# Required work:
Give the material once more, word for word, without any images.

# Provided material:
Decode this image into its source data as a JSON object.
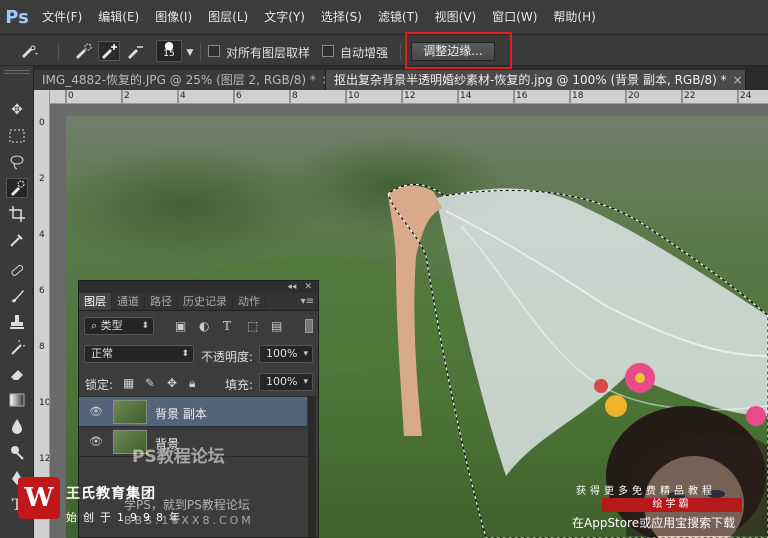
{
  "app": {
    "logo": "Ps"
  },
  "menu": [
    "文件(F)",
    "编辑(E)",
    "图像(I)",
    "图层(L)",
    "文字(Y)",
    "选择(S)",
    "滤镜(T)",
    "视图(V)",
    "窗口(W)",
    "帮助(H)"
  ],
  "options": {
    "brush_size": "15",
    "sample_all_layers_label": "对所有图层取样",
    "auto_enhance_label": "自动增强",
    "refine_edge_label": "调整边缘..."
  },
  "tabs": [
    {
      "label": "IMG_4882-恢复的.JPG @ 25% (图层 2, RGB/8) *",
      "active": false
    },
    {
      "label": "抠出复杂背景半透明婚纱素材-恢复的.jpg @ 100% (背景 副本, RGB/8) *",
      "active": true
    }
  ],
  "ruler": {
    "top_labels": [
      "0",
      "2",
      "4",
      "6",
      "8",
      "10",
      "12",
      "14",
      "16",
      "18",
      "20",
      "22",
      "24"
    ],
    "left_labels": [
      "0",
      "2",
      "4",
      "6",
      "8",
      "10",
      "12",
      "14"
    ]
  },
  "layers_panel": {
    "tabs": [
      "图层",
      "通道",
      "路径",
      "历史记录",
      "动作"
    ],
    "filter_kind": "类型",
    "blend_mode": "正常",
    "opacity_label": "不透明度:",
    "opacity_value": "100%",
    "lock_label": "锁定:",
    "fill_label": "填充:",
    "fill_value": "100%",
    "layers": [
      {
        "name": "背景 副本",
        "selected": true
      },
      {
        "name": "背景",
        "selected": false
      }
    ]
  },
  "watermarks": {
    "logo_letter": "W",
    "company": "王氏教育集团",
    "slogan": "始创于1998年",
    "forum": "PS教程论坛",
    "forum_sub": "学PS，就到PS教程论坛",
    "url": "BBS.16XX8.COM",
    "right_top": "获得更多免费精品教程",
    "right_badge": "绘学霸",
    "right_bottom": "在AppStore或应用宝搜索下载"
  },
  "colors": {
    "highlight": "#e01e1e",
    "selected_layer": "#546478",
    "panel_bg": "#3c3c3c"
  }
}
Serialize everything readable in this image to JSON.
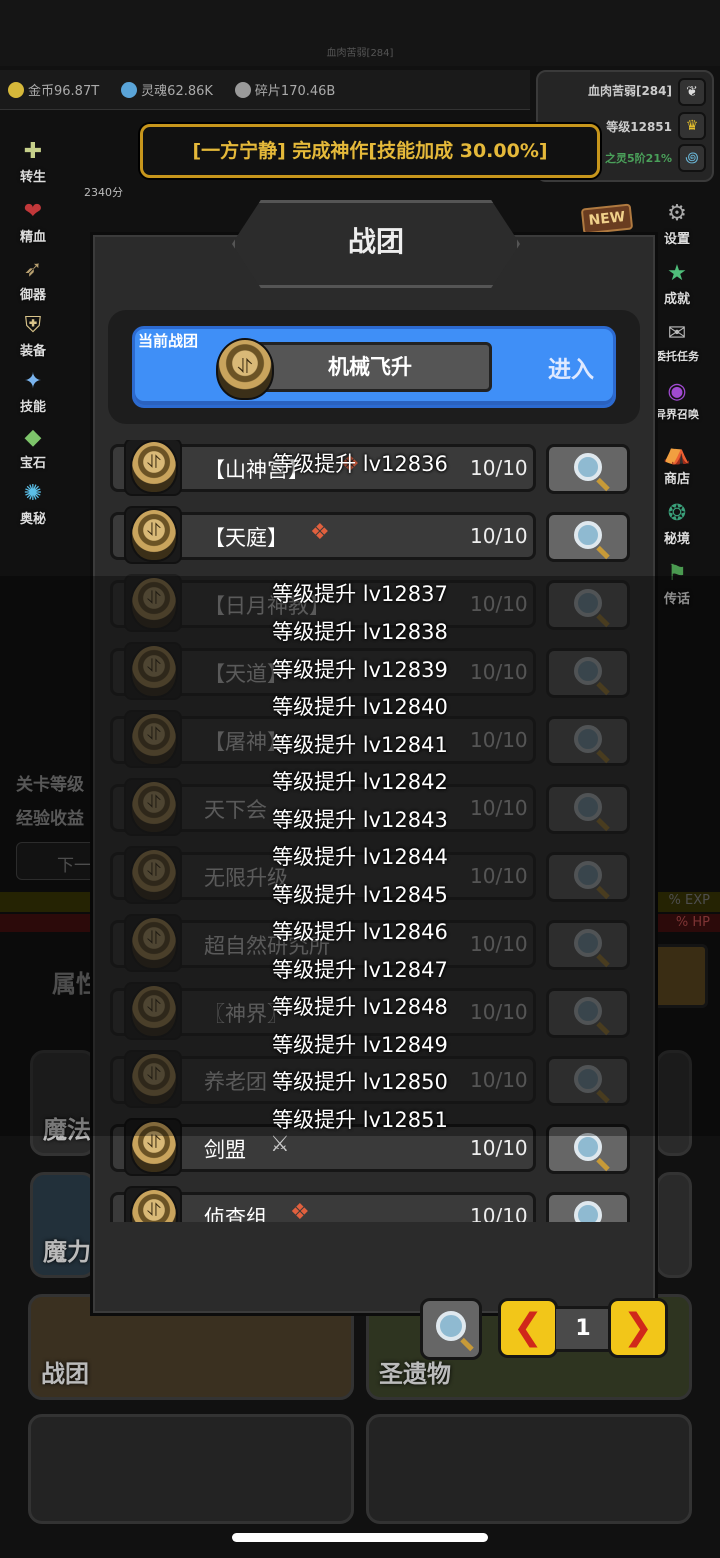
{
  "top": {
    "player_line": "血肉苦弱[284]"
  },
  "resources": [
    {
      "label": "金币96.87T",
      "icon": "coin-icon",
      "color": "#d6b83a"
    },
    {
      "label": "灵魂62.86K",
      "icon": "soul-icon",
      "color": "#5aa4d8"
    },
    {
      "label": "碎片170.46B",
      "icon": "fragment-icon",
      "color": "#9a9a9a"
    }
  ],
  "player_panel": {
    "name": "血肉苦弱[284]",
    "level": "等级12851",
    "sub": "之灵5阶21%"
  },
  "banner": {
    "text": "[一方宁静] 完成神作[技能加成 30.00%]"
  },
  "score": "2340分",
  "left_menu": [
    "转生",
    "精血",
    "御器",
    "装备",
    "技能",
    "宝石",
    "奥秘"
  ],
  "right_menu": [
    "设置",
    "成就",
    "委托任务",
    "异界召唤",
    "商店",
    "秘境",
    "传话"
  ],
  "new_badge": "NEW",
  "background": {
    "stage_label": "关卡等级",
    "exp_label": "经验收益",
    "next_btn": "下一",
    "exp_text": "% EXP",
    "hp_text": "% HP",
    "attr_text": "属性",
    "cards": [
      "魔法",
      "魔力",
      "战团",
      "圣遗物"
    ]
  },
  "dialog": {
    "title": "战团",
    "current_label": "当前战团",
    "current_name": "机械飞升",
    "enter_label": "进入",
    "rows": [
      {
        "name": "【山神宫】",
        "count": "10/10"
      },
      {
        "name": "【天庭】",
        "count": "10/10"
      },
      {
        "name": "【日月神教】",
        "count": "10/10"
      },
      {
        "name": "【天道】",
        "count": "10/10"
      },
      {
        "name": "【屠神】",
        "count": "10/10"
      },
      {
        "name": "天下会",
        "count": "10/10"
      },
      {
        "name": "无限升级",
        "count": "10/10"
      },
      {
        "name": "超自然研究所",
        "count": "10/10"
      },
      {
        "name": "〖神界〗",
        "count": "10/10"
      },
      {
        "name": "养老团",
        "count": "10/10"
      },
      {
        "name": "剑盟",
        "count": "10/10"
      },
      {
        "name": "侦查组",
        "count": "10/10"
      }
    ],
    "page": "1"
  },
  "levelups": [
    "等级提升 lv12836",
    "等级提升 lv12837",
    "等级提升 lv12838",
    "等级提升 lv12839",
    "等级提升 lv12840",
    "等级提升 lv12841",
    "等级提升 lv12842",
    "等级提升 lv12843",
    "等级提升 lv12844",
    "等级提升 lv12845",
    "等级提升 lv12846",
    "等级提升 lv12847",
    "等级提升 lv12848",
    "等级提升 lv12849",
    "等级提升 lv12850",
    "等级提升 lv12851"
  ]
}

# Exercise output:
Decode this image into its source data as a JSON object.
{
  "app": {
    "logo": "Ps"
  },
  "menu": [
    "文件(F)",
    "编辑(E)",
    "图像(I)",
    "图层(L)",
    "文字(Y)",
    "选择(S)",
    "滤镜(T)",
    "视图(V)",
    "窗口(W)",
    "帮助(H)"
  ],
  "options": {
    "brush_size": "15",
    "sample_all_layers_label": "对所有图层取样",
    "auto_enhance_label": "自动增强",
    "refine_edge_label": "调整边缘..."
  },
  "tabs": [
    {
      "label": "IMG_4882-恢复的.JPG @ 25% (图层 2, RGB/8) *",
      "active": false
    },
    {
      "label": "抠出复杂背景半透明婚纱素材-恢复的.jpg @ 100% (背景 副本, RGB/8) *",
      "active": true
    }
  ],
  "ruler": {
    "top_labels": [
      "0",
      "2",
      "4",
      "6",
      "8",
      "10",
      "12",
      "14",
      "16",
      "18",
      "20",
      "22",
      "24"
    ],
    "left_labels": [
      "0",
      "2",
      "4",
      "6",
      "8",
      "10",
      "12",
      "14"
    ]
  },
  "layers_panel": {
    "tabs": [
      "图层",
      "通道",
      "路径",
      "历史记录",
      "动作"
    ],
    "filter_kind": "类型",
    "blend_mode": "正常",
    "opacity_label": "不透明度:",
    "opacity_value": "100%",
    "lock_label": "锁定:",
    "fill_label": "填充:",
    "fill_value": "100%",
    "layers": [
      {
        "name": "背景 副本",
        "selected": true
      },
      {
        "name": "背景",
        "selected": false
      }
    ]
  },
  "watermarks": {
    "logo_letter": "W",
    "company": "王氏教育集团",
    "slogan": "始创于1998年",
    "forum": "PS教程论坛",
    "forum_sub": "学PS，就到PS教程论坛",
    "url": "BBS.16XX8.COM",
    "right_top": "获得更多免费精品教程",
    "right_badge": "绘学霸",
    "right_bottom": "在AppStore或应用宝搜索下载"
  },
  "colors": {
    "highlight": "#e01e1e",
    "selected_layer": "#546478",
    "panel_bg": "#3c3c3c"
  }
}
Serialize everything readable in this image to JSON.
{
  "top": {
    "player_line": "血肉苦弱[284]"
  },
  "resources": [
    {
      "label": "金币96.87T",
      "icon": "coin-icon",
      "color": "#d6b83a"
    },
    {
      "label": "灵魂62.86K",
      "icon": "soul-icon",
      "color": "#5aa4d8"
    },
    {
      "label": "碎片170.46B",
      "icon": "fragment-icon",
      "color": "#9a9a9a"
    }
  ],
  "player_panel": {
    "name": "血肉苦弱[284]",
    "level": "等级12851",
    "sub": "之灵5阶21%"
  },
  "banner": {
    "text": "[一方宁静] 完成神作[技能加成 30.00%]"
  },
  "score": "2340分",
  "left_menu": [
    "转生",
    "精血",
    "御器",
    "装备",
    "技能",
    "宝石",
    "奥秘"
  ],
  "right_menu": [
    "设置",
    "成就",
    "委托任务",
    "异界召唤",
    "商店",
    "秘境",
    "传话"
  ],
  "new_badge": "NEW",
  "background": {
    "stage_label": "关卡等级",
    "exp_label": "经验收益",
    "next_btn": "下一",
    "exp_text": "% EXP",
    "hp_text": "% HP",
    "attr_text": "属性",
    "cards": [
      "魔法",
      "魔力",
      "战团",
      "圣遗物"
    ]
  },
  "dialog": {
    "title": "战团",
    "current_label": "当前战团",
    "current_name": "机械飞升",
    "enter_label": "进入",
    "rows": [
      {
        "name": "【山神宫】",
        "count": "10/10"
      },
      {
        "name": "【天庭】",
        "count": "10/10"
      },
      {
        "name": "【日月神教】",
        "count": "10/10"
      },
      {
        "name": "【天道】",
        "count": "10/10"
      },
      {
        "name": "【屠神】",
        "count": "10/10"
      },
      {
        "name": "天下会",
        "count": "10/10"
      },
      {
        "name": "无限升级",
        "count": "10/10"
      },
      {
        "name": "超自然研究所",
        "count": "10/10"
      },
      {
        "name": "〖神界〗",
        "count": "10/10"
      },
      {
        "name": "养老团",
        "count": "10/10"
      },
      {
        "name": "剑盟",
        "count": "10/10"
      },
      {
        "name": "侦查组",
        "count": "10/10"
      }
    ],
    "page": "1"
  },
  "levelups": [
    "等级提升 lv12836",
    "等级提升 lv12837",
    "等级提升 lv12838",
    "等级提升 lv12839",
    "等级提升 lv12840",
    "等级提升 lv12841",
    "等级提升 lv12842",
    "等级提升 lv12843",
    "等级提升 lv12844",
    "等级提升 lv12845",
    "等级提升 lv12846",
    "等级提升 lv12847",
    "等级提升 lv12848",
    "等级提升 lv12849",
    "等级提升 lv12850",
    "等级提升 lv12851"
  ]
}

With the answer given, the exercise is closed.